---- Task input

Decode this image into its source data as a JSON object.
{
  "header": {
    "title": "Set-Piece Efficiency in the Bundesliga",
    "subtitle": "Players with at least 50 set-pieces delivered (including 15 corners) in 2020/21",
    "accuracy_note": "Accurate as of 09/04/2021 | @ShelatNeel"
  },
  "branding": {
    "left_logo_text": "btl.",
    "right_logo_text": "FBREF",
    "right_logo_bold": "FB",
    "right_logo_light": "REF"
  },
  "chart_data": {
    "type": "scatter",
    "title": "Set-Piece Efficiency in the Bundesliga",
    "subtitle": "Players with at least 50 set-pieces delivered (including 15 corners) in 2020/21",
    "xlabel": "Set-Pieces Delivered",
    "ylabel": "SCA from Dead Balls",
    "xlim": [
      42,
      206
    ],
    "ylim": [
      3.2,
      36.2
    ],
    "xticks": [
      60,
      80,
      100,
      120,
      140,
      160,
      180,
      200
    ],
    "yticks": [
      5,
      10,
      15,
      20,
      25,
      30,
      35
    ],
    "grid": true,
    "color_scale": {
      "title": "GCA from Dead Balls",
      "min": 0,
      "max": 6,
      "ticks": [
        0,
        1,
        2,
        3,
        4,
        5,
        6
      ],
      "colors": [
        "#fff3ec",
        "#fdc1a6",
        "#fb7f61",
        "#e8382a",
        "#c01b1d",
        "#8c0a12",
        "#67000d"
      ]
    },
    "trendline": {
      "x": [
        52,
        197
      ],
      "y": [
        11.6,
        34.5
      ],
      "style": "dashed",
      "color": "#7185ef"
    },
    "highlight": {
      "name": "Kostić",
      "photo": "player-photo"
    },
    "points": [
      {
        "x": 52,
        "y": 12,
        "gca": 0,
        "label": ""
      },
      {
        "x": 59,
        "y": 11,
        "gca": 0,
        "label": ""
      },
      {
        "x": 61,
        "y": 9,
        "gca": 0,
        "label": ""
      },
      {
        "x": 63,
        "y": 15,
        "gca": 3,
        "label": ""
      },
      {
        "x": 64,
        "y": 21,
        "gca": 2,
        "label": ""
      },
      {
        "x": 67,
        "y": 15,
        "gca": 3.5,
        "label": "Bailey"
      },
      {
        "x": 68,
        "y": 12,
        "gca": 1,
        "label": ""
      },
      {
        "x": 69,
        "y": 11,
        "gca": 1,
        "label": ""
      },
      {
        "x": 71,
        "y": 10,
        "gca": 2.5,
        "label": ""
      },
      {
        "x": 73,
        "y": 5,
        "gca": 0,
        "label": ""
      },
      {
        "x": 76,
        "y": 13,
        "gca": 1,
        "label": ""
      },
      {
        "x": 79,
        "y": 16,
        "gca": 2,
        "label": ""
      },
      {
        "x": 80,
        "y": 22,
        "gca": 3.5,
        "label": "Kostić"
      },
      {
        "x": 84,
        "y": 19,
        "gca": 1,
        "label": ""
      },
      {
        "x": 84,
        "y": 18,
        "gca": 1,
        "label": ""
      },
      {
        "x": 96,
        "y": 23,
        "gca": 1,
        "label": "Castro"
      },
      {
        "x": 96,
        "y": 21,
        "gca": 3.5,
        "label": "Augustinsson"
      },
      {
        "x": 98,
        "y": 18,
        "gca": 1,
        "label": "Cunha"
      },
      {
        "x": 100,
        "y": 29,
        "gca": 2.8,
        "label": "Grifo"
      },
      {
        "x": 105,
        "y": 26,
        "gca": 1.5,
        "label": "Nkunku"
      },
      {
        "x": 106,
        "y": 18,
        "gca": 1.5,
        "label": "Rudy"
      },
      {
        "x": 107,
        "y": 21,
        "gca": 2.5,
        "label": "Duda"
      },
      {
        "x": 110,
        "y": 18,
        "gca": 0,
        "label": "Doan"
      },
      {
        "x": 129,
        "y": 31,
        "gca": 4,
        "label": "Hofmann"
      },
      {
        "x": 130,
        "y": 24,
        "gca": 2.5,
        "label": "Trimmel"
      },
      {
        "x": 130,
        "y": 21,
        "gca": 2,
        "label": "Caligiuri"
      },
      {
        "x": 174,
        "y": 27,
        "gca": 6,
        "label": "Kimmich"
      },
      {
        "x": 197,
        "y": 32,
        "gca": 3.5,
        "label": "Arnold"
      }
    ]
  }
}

--------

Problem to work on: Print every entry exactly as written.

Final result:
Decode this image into its source data as a JSON object.
{
  "header": {
    "title": "Set-Piece Efficiency in the Bundesliga",
    "subtitle": "Players with at least 50 set-pieces delivered (including 15 corners) in 2020/21",
    "accuracy_note": "Accurate as of 09/04/2021 | @ShelatNeel"
  },
  "branding": {
    "left_logo_text": "btl.",
    "right_logo_text": "FBREF",
    "right_logo_bold": "FB",
    "right_logo_light": "REF"
  },
  "chart_data": {
    "type": "scatter",
    "title": "Set-Piece Efficiency in the Bundesliga",
    "subtitle": "Players with at least 50 set-pieces delivered (including 15 corners) in 2020/21",
    "xlabel": "Set-Pieces Delivered",
    "ylabel": "SCA from Dead Balls",
    "xlim": [
      42,
      206
    ],
    "ylim": [
      3.2,
      36.2
    ],
    "xticks": [
      60,
      80,
      100,
      120,
      140,
      160,
      180,
      200
    ],
    "yticks": [
      5,
      10,
      15,
      20,
      25,
      30,
      35
    ],
    "grid": true,
    "color_scale": {
      "title": "GCA from Dead Balls",
      "min": 0,
      "max": 6,
      "ticks": [
        0,
        1,
        2,
        3,
        4,
        5,
        6
      ],
      "colors": [
        "#fff3ec",
        "#fdc1a6",
        "#fb7f61",
        "#e8382a",
        "#c01b1d",
        "#8c0a12",
        "#67000d"
      ]
    },
    "trendline": {
      "x": [
        52,
        197
      ],
      "y": [
        11.6,
        34.5
      ],
      "style": "dashed",
      "color": "#7185ef"
    },
    "highlight": {
      "name": "Kostić",
      "photo": "player-photo"
    },
    "points": [
      {
        "x": 52,
        "y": 12,
        "gca": 0,
        "label": ""
      },
      {
        "x": 59,
        "y": 11,
        "gca": 0,
        "label": ""
      },
      {
        "x": 61,
        "y": 9,
        "gca": 0,
        "label": ""
      },
      {
        "x": 63,
        "y": 15,
        "gca": 3,
        "label": ""
      },
      {
        "x": 64,
        "y": 21,
        "gca": 2,
        "label": ""
      },
      {
        "x": 67,
        "y": 15,
        "gca": 3.5,
        "label": "Bailey"
      },
      {
        "x": 68,
        "y": 12,
        "gca": 1,
        "label": ""
      },
      {
        "x": 69,
        "y": 11,
        "gca": 1,
        "label": ""
      },
      {
        "x": 71,
        "y": 10,
        "gca": 2.5,
        "label": ""
      },
      {
        "x": 73,
        "y": 5,
        "gca": 0,
        "label": ""
      },
      {
        "x": 76,
        "y": 13,
        "gca": 1,
        "label": ""
      },
      {
        "x": 79,
        "y": 16,
        "gca": 2,
        "label": ""
      },
      {
        "x": 80,
        "y": 22,
        "gca": 3.5,
        "label": "Kostić"
      },
      {
        "x": 84,
        "y": 19,
        "gca": 1,
        "label": ""
      },
      {
        "x": 84,
        "y": 18,
        "gca": 1,
        "label": ""
      },
      {
        "x": 96,
        "y": 23,
        "gca": 1,
        "label": "Castro"
      },
      {
        "x": 96,
        "y": 21,
        "gca": 3.5,
        "label": "Augustinsson"
      },
      {
        "x": 98,
        "y": 18,
        "gca": 1,
        "label": "Cunha"
      },
      {
        "x": 100,
        "y": 29,
        "gca": 2.8,
        "label": "Grifo"
      },
      {
        "x": 105,
        "y": 26,
        "gca": 1.5,
        "label": "Nkunku"
      },
      {
        "x": 106,
        "y": 18,
        "gca": 1.5,
        "label": "Rudy"
      },
      {
        "x": 107,
        "y": 21,
        "gca": 2.5,
        "label": "Duda"
      },
      {
        "x": 110,
        "y": 18,
        "gca": 0,
        "label": "Doan"
      },
      {
        "x": 129,
        "y": 31,
        "gca": 4,
        "label": "Hofmann"
      },
      {
        "x": 130,
        "y": 24,
        "gca": 2.5,
        "label": "Trimmel"
      },
      {
        "x": 130,
        "y": 21,
        "gca": 2,
        "label": "Caligiuri"
      },
      {
        "x": 174,
        "y": 27,
        "gca": 6,
        "label": "Kimmich"
      },
      {
        "x": 197,
        "y": 32,
        "gca": 3.5,
        "label": "Arnold"
      }
    ]
  }
}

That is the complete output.